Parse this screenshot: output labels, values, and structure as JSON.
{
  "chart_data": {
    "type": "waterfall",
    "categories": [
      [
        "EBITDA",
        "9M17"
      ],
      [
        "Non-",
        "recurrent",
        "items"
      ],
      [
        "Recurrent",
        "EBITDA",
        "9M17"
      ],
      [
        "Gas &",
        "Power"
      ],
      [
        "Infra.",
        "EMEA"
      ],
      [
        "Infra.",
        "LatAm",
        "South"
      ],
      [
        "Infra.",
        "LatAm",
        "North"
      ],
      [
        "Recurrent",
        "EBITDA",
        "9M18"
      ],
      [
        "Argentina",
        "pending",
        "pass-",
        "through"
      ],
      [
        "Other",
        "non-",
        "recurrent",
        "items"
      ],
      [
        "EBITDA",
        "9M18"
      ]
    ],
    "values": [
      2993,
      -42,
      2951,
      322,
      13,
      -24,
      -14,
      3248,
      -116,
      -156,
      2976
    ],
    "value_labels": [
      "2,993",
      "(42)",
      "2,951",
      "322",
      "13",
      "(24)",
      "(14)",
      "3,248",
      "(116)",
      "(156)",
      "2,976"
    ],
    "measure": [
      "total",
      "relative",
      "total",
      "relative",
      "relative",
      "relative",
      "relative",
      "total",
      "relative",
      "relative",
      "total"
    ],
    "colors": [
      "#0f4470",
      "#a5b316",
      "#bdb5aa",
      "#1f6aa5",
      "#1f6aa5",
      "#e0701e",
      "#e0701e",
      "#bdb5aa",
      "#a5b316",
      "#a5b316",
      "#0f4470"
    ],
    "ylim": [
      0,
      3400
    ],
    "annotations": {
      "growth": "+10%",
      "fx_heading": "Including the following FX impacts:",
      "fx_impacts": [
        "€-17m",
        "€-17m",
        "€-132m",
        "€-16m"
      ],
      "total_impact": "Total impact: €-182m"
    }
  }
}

+ + + + +

* WRITTEN INSTRUCTION *
Please output every record, keeping each line exact.

* EXPECTED ANSWER *
Parse this screenshot: output labels, values, and structure as JSON.
{
  "chart_data": {
    "type": "waterfall",
    "categories": [
      [
        "EBITDA",
        "9M17"
      ],
      [
        "Non-",
        "recurrent",
        "items"
      ],
      [
        "Recurrent",
        "EBITDA",
        "9M17"
      ],
      [
        "Gas &",
        "Power"
      ],
      [
        "Infra.",
        "EMEA"
      ],
      [
        "Infra.",
        "LatAm",
        "South"
      ],
      [
        "Infra.",
        "LatAm",
        "North"
      ],
      [
        "Recurrent",
        "EBITDA",
        "9M18"
      ],
      [
        "Argentina",
        "pending",
        "pass-",
        "through"
      ],
      [
        "Other",
        "non-",
        "recurrent",
        "items"
      ],
      [
        "EBITDA",
        "9M18"
      ]
    ],
    "values": [
      2993,
      -42,
      2951,
      322,
      13,
      -24,
      -14,
      3248,
      -116,
      -156,
      2976
    ],
    "value_labels": [
      "2,993",
      "(42)",
      "2,951",
      "322",
      "13",
      "(24)",
      "(14)",
      "3,248",
      "(116)",
      "(156)",
      "2,976"
    ],
    "measure": [
      "total",
      "relative",
      "total",
      "relative",
      "relative",
      "relative",
      "relative",
      "total",
      "relative",
      "relative",
      "total"
    ],
    "colors": [
      "#0f4470",
      "#a5b316",
      "#bdb5aa",
      "#1f6aa5",
      "#1f6aa5",
      "#e0701e",
      "#e0701e",
      "#bdb5aa",
      "#a5b316",
      "#a5b316",
      "#0f4470"
    ],
    "ylim": [
      0,
      3400
    ],
    "annotations": {
      "growth": "+10%",
      "fx_heading": "Including the following FX impacts:",
      "fx_impacts": [
        "€-17m",
        "€-17m",
        "€-132m",
        "€-16m"
      ],
      "total_impact": "Total impact: €-182m"
    }
  }
}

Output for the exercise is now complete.